Determine how many lines carry the word "BÁSICA". Output that number only.

- _Extracted data entries_
____________
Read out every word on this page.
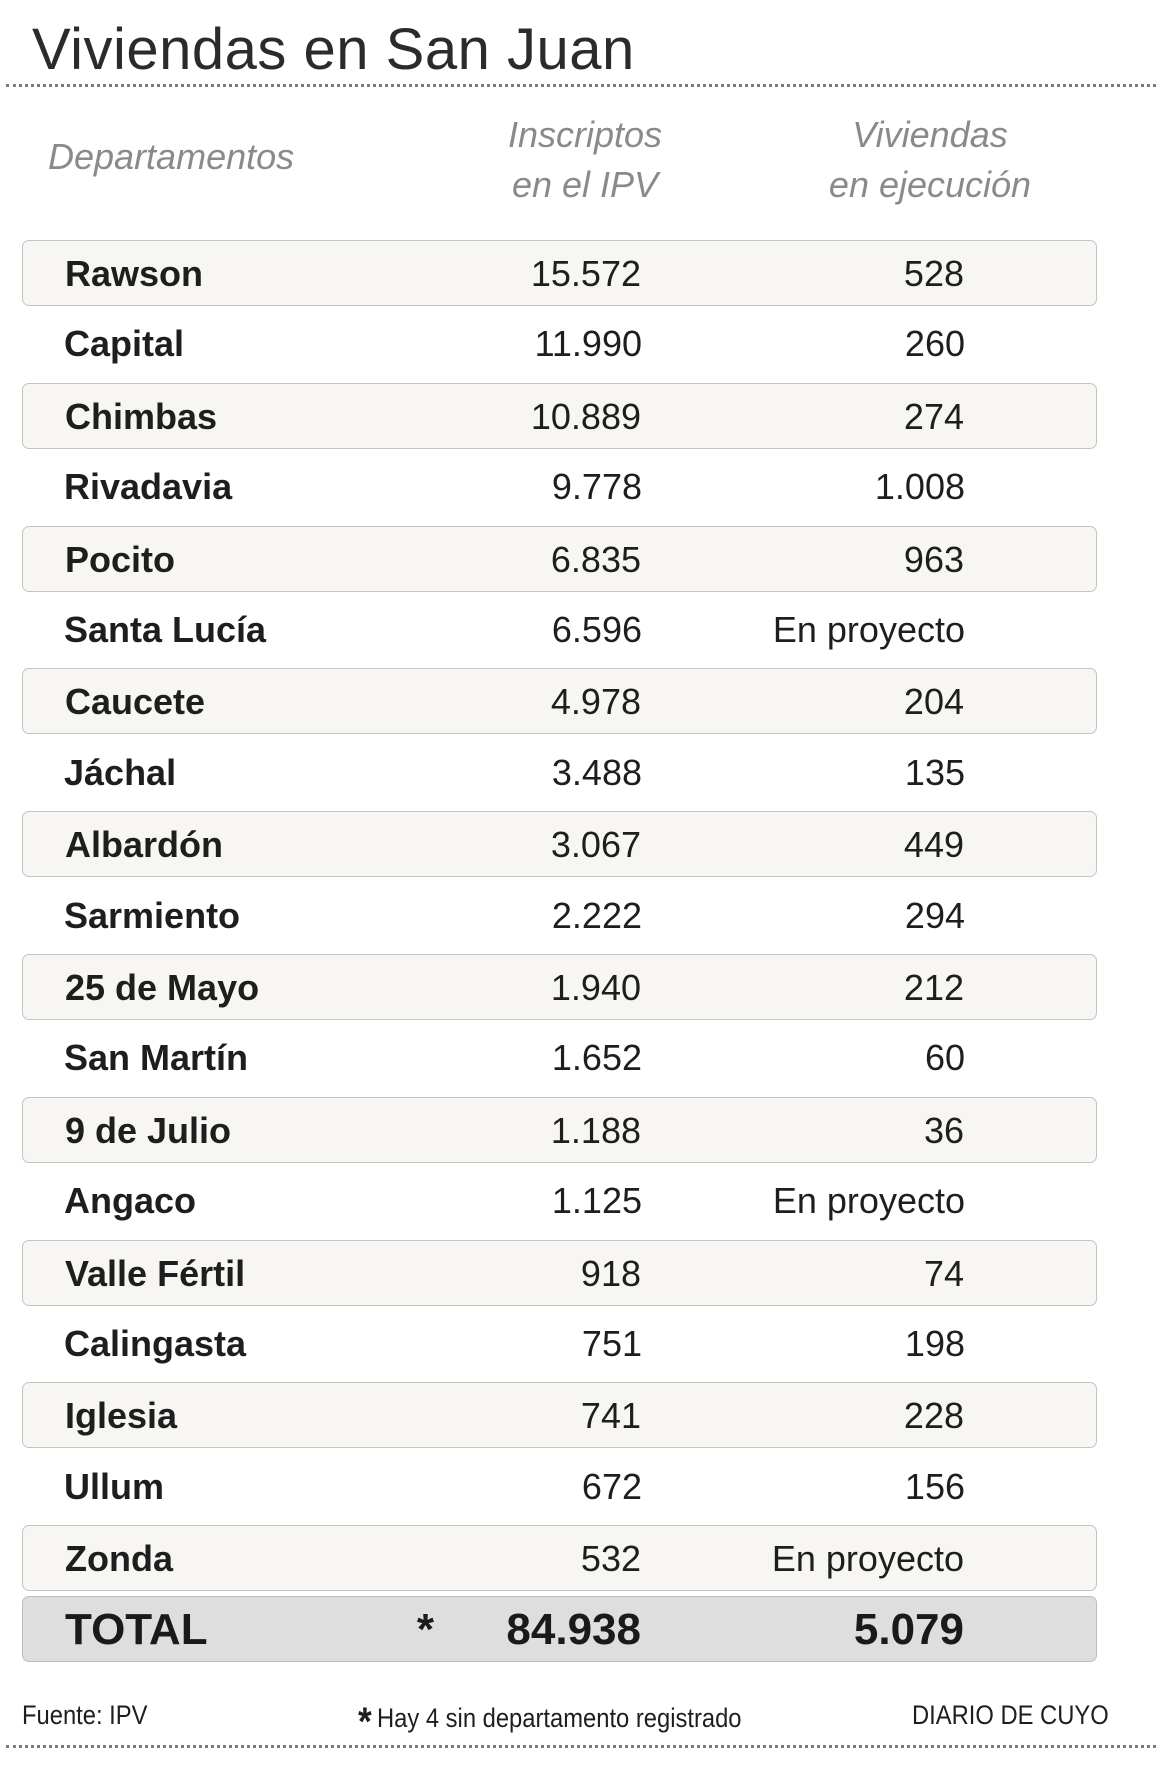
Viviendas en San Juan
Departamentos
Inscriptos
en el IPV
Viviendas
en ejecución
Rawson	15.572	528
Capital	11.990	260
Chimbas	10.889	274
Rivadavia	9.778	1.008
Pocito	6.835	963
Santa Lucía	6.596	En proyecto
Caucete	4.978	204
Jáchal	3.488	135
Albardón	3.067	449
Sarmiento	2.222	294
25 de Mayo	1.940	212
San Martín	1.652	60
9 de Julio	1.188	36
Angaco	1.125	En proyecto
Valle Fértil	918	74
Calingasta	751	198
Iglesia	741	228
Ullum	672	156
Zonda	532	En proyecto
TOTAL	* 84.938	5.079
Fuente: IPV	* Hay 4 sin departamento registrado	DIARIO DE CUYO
____________
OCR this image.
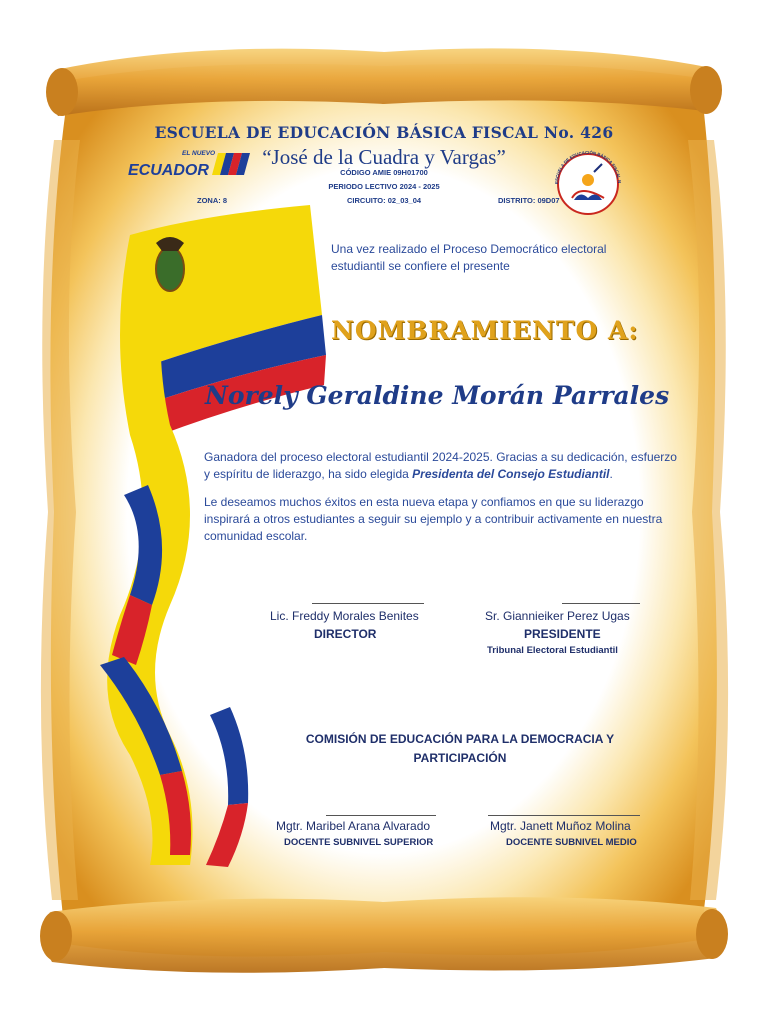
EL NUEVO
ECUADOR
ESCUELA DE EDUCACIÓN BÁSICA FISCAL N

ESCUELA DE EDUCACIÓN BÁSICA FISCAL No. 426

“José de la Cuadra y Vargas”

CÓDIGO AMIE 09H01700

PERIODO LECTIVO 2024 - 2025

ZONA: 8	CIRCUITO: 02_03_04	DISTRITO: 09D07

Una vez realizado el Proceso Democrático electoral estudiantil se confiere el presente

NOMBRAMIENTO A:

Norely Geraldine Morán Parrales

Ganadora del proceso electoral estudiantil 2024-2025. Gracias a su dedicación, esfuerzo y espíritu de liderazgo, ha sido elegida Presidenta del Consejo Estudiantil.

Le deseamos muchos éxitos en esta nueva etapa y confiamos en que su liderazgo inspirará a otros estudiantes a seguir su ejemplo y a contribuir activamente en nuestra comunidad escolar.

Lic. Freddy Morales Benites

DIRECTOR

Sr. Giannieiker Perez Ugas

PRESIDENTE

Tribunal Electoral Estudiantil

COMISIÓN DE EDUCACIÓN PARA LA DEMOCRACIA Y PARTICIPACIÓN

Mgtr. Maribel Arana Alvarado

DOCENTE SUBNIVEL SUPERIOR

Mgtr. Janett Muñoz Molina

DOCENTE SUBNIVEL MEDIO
____________
- _RESPONSE BELOW_
2